Problem statement
Repeat exactly the part of the records that opens with the line containing "series-point-spread-1: [592, 529, 603, 540]" and closes with the line containing "x-tick-label: 2: [301, 782, 309, 797]", both lines included.
Begin Data for processing
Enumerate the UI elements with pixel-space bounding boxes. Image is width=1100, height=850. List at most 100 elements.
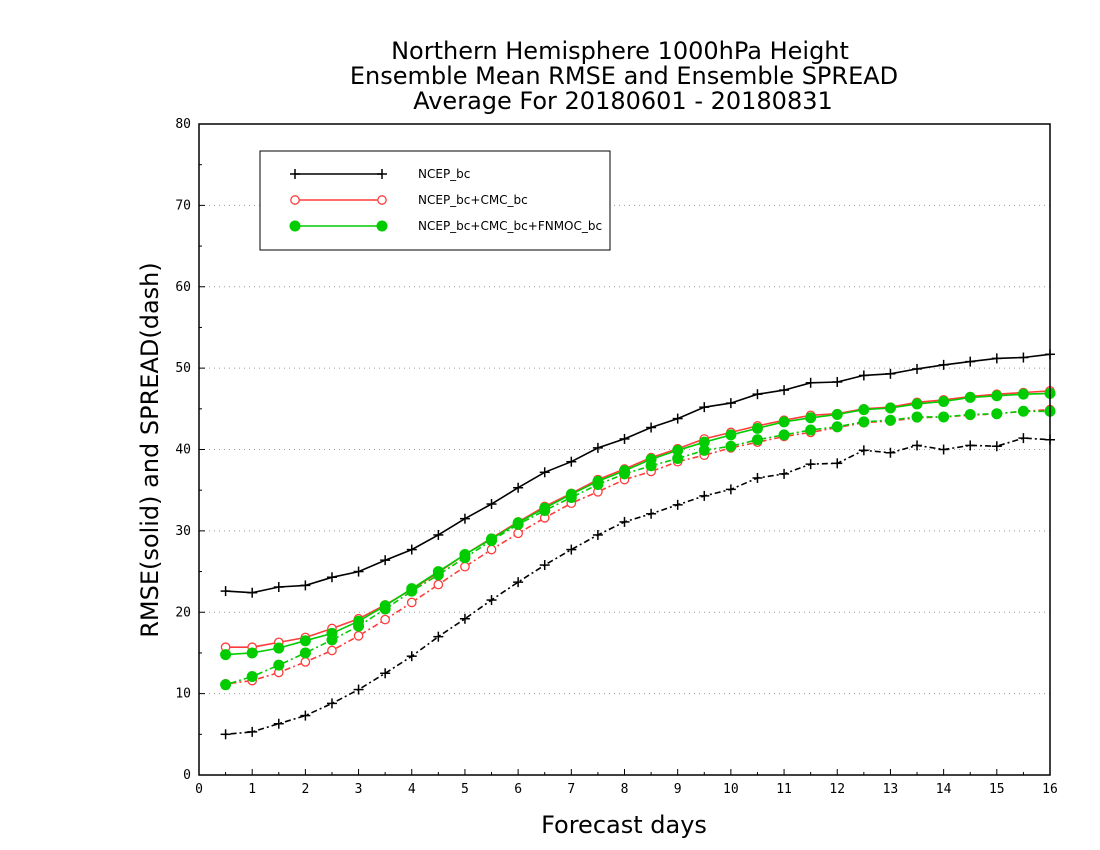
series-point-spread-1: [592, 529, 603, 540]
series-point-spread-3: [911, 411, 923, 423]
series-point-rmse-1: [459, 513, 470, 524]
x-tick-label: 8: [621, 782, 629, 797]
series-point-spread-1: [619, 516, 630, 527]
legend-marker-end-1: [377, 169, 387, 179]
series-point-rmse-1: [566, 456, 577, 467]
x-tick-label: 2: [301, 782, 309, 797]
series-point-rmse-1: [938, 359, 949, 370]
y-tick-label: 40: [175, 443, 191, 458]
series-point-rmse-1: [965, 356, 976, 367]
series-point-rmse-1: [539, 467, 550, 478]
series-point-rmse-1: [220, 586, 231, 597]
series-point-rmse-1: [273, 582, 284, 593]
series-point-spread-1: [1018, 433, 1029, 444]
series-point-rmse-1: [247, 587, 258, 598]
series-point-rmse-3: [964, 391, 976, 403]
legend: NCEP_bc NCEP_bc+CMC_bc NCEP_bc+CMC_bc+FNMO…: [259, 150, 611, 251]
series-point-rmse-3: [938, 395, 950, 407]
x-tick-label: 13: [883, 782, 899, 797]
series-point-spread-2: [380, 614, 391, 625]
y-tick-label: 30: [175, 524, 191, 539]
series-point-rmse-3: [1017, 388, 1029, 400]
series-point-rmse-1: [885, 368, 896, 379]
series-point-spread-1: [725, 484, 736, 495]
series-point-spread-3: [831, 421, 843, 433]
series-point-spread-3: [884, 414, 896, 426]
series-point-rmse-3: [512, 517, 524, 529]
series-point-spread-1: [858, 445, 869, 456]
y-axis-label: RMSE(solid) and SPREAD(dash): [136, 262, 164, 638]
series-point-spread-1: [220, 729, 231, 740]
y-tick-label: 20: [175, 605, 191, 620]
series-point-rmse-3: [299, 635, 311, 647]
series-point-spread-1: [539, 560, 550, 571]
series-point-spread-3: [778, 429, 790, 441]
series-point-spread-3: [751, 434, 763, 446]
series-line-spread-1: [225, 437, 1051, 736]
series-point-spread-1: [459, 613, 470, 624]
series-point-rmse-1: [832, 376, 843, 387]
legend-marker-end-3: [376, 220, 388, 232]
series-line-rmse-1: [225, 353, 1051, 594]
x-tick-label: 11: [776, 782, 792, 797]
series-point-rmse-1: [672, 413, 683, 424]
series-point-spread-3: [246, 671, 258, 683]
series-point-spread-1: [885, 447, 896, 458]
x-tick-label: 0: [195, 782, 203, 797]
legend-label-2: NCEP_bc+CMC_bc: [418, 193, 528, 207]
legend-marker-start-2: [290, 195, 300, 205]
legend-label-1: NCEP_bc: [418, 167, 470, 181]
End Data for processing
Exercise solution
series-point-spread-1: [592, 529, 603, 540]
series-point-spread-3: [911, 411, 923, 423]
series-point-rmse-1: [459, 513, 470, 524]
x-tick-label: 8: [621, 782, 629, 797]
series-point-spread-1: [619, 516, 630, 527]
legend-marker-end-1: [377, 169, 387, 179]
series-point-rmse-1: [566, 456, 577, 467]
x-tick-label: 2: [301, 782, 309, 797]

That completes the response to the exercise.